Exactly as they appear, output all of the entries.

+ + + + + + +

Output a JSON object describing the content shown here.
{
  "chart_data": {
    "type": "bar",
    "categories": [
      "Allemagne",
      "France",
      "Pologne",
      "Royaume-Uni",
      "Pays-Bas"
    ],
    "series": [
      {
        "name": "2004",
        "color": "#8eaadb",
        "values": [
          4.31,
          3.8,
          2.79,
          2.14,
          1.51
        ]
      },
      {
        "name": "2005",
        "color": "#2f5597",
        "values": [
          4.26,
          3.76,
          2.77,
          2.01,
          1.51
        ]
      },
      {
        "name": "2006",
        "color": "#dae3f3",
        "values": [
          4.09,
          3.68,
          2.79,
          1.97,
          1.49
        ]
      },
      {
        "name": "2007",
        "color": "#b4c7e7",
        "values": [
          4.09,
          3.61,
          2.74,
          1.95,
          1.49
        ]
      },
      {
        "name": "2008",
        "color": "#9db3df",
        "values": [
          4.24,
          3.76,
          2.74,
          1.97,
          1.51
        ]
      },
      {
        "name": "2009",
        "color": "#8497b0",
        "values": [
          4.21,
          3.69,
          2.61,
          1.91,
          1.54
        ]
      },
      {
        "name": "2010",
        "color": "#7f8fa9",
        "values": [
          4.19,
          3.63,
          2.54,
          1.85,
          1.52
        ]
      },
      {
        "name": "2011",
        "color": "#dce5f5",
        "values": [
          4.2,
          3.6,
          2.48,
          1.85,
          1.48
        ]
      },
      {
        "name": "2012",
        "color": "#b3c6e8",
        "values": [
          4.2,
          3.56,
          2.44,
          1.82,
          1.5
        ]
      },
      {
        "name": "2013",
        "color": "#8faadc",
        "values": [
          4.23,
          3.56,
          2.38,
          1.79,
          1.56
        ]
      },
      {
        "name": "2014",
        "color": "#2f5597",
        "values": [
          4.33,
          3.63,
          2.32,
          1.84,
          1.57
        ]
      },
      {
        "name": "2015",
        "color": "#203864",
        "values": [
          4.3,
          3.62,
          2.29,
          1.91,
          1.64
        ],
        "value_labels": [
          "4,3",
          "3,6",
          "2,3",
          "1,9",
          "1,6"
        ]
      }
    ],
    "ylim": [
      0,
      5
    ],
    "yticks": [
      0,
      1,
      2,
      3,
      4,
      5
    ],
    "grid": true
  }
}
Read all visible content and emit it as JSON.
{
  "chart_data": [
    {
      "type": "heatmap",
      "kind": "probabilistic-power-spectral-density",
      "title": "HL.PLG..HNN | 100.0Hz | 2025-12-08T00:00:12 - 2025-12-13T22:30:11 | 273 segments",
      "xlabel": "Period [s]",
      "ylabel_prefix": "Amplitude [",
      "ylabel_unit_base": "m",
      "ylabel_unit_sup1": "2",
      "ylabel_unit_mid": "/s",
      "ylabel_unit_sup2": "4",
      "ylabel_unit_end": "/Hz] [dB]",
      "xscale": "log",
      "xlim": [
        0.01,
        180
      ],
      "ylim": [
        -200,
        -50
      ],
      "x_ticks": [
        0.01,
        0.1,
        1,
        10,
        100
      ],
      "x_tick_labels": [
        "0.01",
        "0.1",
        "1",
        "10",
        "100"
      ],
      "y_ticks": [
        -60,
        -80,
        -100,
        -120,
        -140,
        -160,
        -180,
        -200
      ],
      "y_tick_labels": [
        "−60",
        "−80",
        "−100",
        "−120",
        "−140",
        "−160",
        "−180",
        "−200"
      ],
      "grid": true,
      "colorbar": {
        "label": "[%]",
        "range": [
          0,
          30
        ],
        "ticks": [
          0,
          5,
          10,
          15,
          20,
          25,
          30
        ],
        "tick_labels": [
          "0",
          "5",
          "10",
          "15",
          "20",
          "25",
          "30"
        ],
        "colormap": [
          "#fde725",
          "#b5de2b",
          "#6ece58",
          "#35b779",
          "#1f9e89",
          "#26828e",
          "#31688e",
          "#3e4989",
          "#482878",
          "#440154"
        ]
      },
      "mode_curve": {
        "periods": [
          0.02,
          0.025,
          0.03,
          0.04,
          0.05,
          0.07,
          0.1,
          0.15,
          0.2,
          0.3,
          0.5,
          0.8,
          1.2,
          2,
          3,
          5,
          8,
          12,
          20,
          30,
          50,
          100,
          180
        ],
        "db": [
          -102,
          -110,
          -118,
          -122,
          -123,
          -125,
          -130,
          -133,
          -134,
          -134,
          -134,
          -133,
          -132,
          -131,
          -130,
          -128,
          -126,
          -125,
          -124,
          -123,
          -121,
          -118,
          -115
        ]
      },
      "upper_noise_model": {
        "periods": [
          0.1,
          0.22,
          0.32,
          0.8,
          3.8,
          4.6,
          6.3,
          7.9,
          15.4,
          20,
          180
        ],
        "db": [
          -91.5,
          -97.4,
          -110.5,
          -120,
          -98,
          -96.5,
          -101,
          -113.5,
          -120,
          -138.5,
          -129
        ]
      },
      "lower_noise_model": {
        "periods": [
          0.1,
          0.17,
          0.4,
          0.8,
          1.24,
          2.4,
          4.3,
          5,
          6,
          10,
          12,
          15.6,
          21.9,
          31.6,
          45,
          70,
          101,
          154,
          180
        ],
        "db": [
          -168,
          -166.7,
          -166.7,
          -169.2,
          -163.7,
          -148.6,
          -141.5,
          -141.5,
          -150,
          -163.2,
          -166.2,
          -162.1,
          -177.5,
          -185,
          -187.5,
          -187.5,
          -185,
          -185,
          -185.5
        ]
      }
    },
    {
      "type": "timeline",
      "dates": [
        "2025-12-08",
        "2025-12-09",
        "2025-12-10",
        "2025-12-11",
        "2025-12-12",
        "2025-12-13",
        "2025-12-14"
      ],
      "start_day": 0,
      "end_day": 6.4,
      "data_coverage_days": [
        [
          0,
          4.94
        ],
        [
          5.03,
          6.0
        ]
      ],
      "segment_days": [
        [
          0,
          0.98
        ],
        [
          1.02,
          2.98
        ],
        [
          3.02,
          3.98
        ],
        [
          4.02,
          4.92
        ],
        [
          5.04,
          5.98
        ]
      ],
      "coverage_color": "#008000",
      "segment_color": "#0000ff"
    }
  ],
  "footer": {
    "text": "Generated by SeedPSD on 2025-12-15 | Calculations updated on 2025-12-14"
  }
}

+ + + + + + +

--- Solution ---
Output a JSON object describing the content shown here.
{
  "chart_data": {
    "type": "bar",
    "categories": [
      "Allemagne",
      "France",
      "Pologne",
      "Royaume-Uni",
      "Pays-Bas"
    ],
    "series": [
      {
        "name": "2004",
        "color": "#8eaadb",
        "values": [
          4.31,
          3.8,
          2.79,
          2.14,
          1.51
        ]
      },
      {
        "name": "2005",
        "color": "#2f5597",
        "values": [
          4.26,
          3.76,
          2.77,
          2.01,
          1.51
        ]
      },
      {
        "name": "2006",
        "color": "#dae3f3",
        "values": [
          4.09,
          3.68,
          2.79,
          1.97,
          1.49
        ]
      },
      {
        "name": "2007",
        "color": "#b4c7e7",
        "values": [
          4.09,
          3.61,
          2.74,
          1.95,
          1.49
        ]
      },
      {
        "name": "2008",
        "color": "#9db3df",
        "values": [
          4.24,
          3.76,
          2.74,
          1.97,
          1.51
        ]
      },
      {
        "name": "2009",
        "color": "#8497b0",
        "values": [
          4.21,
          3.69,
          2.61,
          1.91,
          1.54
        ]
      },
      {
        "name": "2010",
        "color": "#7f8fa9",
        "values": [
          4.19,
          3.63,
          2.54,
          1.85,
          1.52
        ]
      },
      {
        "name": "2011",
        "color": "#dce5f5",
        "values": [
          4.2,
          3.6,
          2.48,
          1.85,
          1.48
        ]
      },
      {
        "name": "2012",
        "color": "#b3c6e8",
        "values": [
          4.2,
          3.56,
          2.44,
          1.82,
          1.5
        ]
      },
      {
        "name": "2013",
        "color": "#8faadc",
        "values": [
          4.23,
          3.56,
          2.38,
          1.79,
          1.56
        ]
      },
      {
        "name": "2014",
        "color": "#2f5597",
        "values": [
          4.33,
          3.63,
          2.32,
          1.84,
          1.57
        ]
      },
      {
        "name": "2015",
        "color": "#203864",
        "values": [
          4.3,
          3.62,
          2.29,
          1.91,
          1.64
        ],
        "value_labels": [
          "4,3",
          "3,6",
          "2,3",
          "1,9",
          "1,6"
        ]
      }
    ],
    "ylim": [
      0,
      5
    ],
    "yticks": [
      0,
      1,
      2,
      3,
      4,
      5
    ],
    "grid": true
  }
}
Read all visible content and emit it as JSON.
{
  "chart_data": [
    {
      "type": "heatmap",
      "kind": "probabilistic-power-spectral-density",
      "title": "HL.PLG..HNN | 100.0Hz | 2025-12-08T00:00:12 - 2025-12-13T22:30:11 | 273 segments",
      "xlabel": "Period [s]",
      "ylabel_prefix": "Amplitude [",
      "ylabel_unit_base": "m",
      "ylabel_unit_sup1": "2",
      "ylabel_unit_mid": "/s",
      "ylabel_unit_sup2": "4",
      "ylabel_unit_end": "/Hz] [dB]",
      "xscale": "log",
      "xlim": [
        0.01,
        180
      ],
      "ylim": [
        -200,
        -50
      ],
      "x_ticks": [
        0.01,
        0.1,
        1,
        10,
        100
      ],
      "x_tick_labels": [
        "0.01",
        "0.1",
        "1",
        "10",
        "100"
      ],
      "y_ticks": [
        -60,
        -80,
        -100,
        -120,
        -140,
        -160,
        -180,
        -200
      ],
      "y_tick_labels": [
        "−60",
        "−80",
        "−100",
        "−120",
        "−140",
        "−160",
        "−180",
        "−200"
      ],
      "grid": true,
      "colorbar": {
        "label": "[%]",
        "range": [
          0,
          30
        ],
        "ticks": [
          0,
          5,
          10,
          15,
          20,
          25,
          30
        ],
        "tick_labels": [
          "0",
          "5",
          "10",
          "15",
          "20",
          "25",
          "30"
        ],
        "colormap": [
          "#fde725",
          "#b5de2b",
          "#6ece58",
          "#35b779",
          "#1f9e89",
          "#26828e",
          "#31688e",
          "#3e4989",
          "#482878",
          "#440154"
        ]
      },
      "mode_curve": {
        "periods": [
          0.02,
          0.025,
          0.03,
          0.04,
          0.05,
          0.07,
          0.1,
          0.15,
          0.2,
          0.3,
          0.5,
          0.8,
          1.2,
          2,
          3,
          5,
          8,
          12,
          20,
          30,
          50,
          100,
          180
        ],
        "db": [
          -102,
          -110,
          -118,
          -122,
          -123,
          -125,
          -130,
          -133,
          -134,
          -134,
          -134,
          -133,
          -132,
          -131,
          -130,
          -128,
          -126,
          -125,
          -124,
          -123,
          -121,
          -118,
          -115
        ]
      },
      "upper_noise_model": {
        "periods": [
          0.1,
          0.22,
          0.32,
          0.8,
          3.8,
          4.6,
          6.3,
          7.9,
          15.4,
          20,
          180
        ],
        "db": [
          -91.5,
          -97.4,
          -110.5,
          -120,
          -98,
          -96.5,
          -101,
          -113.5,
          -120,
          -138.5,
          -129
        ]
      },
      "lower_noise_model": {
        "periods": [
          0.1,
          0.17,
          0.4,
          0.8,
          1.24,
          2.4,
          4.3,
          5,
          6,
          10,
          12,
          15.6,
          21.9,
          31.6,
          45,
          70,
          101,
          154,
          180
        ],
        "db": [
          -168,
          -166.7,
          -166.7,
          -169.2,
          -163.7,
          -148.6,
          -141.5,
          -141.5,
          -150,
          -163.2,
          -166.2,
          -162.1,
          -177.5,
          -185,
          -187.5,
          -187.5,
          -185,
          -185,
          -185.5
        ]
      }
    },
    {
      "type": "timeline",
      "dates": [
        "2025-12-08",
        "2025-12-09",
        "2025-12-10",
        "2025-12-11",
        "2025-12-12",
        "2025-12-13",
        "2025-12-14"
      ],
      "start_day": 0,
      "end_day": 6.4,
      "data_coverage_days": [
        [
          0,
          4.94
        ],
        [
          5.03,
          6.0
        ]
      ],
      "segment_days": [
        [
          0,
          0.98
        ],
        [
          1.02,
          2.98
        ],
        [
          3.02,
          3.98
        ],
        [
          4.02,
          4.92
        ],
        [
          5.04,
          5.98
        ]
      ],
      "coverage_color": "#008000",
      "segment_color": "#0000ff"
    }
  ],
  "footer": {
    "text": "Generated by SeedPSD on 2025-12-15 | Calculations updated on 2025-12-14"
  }
}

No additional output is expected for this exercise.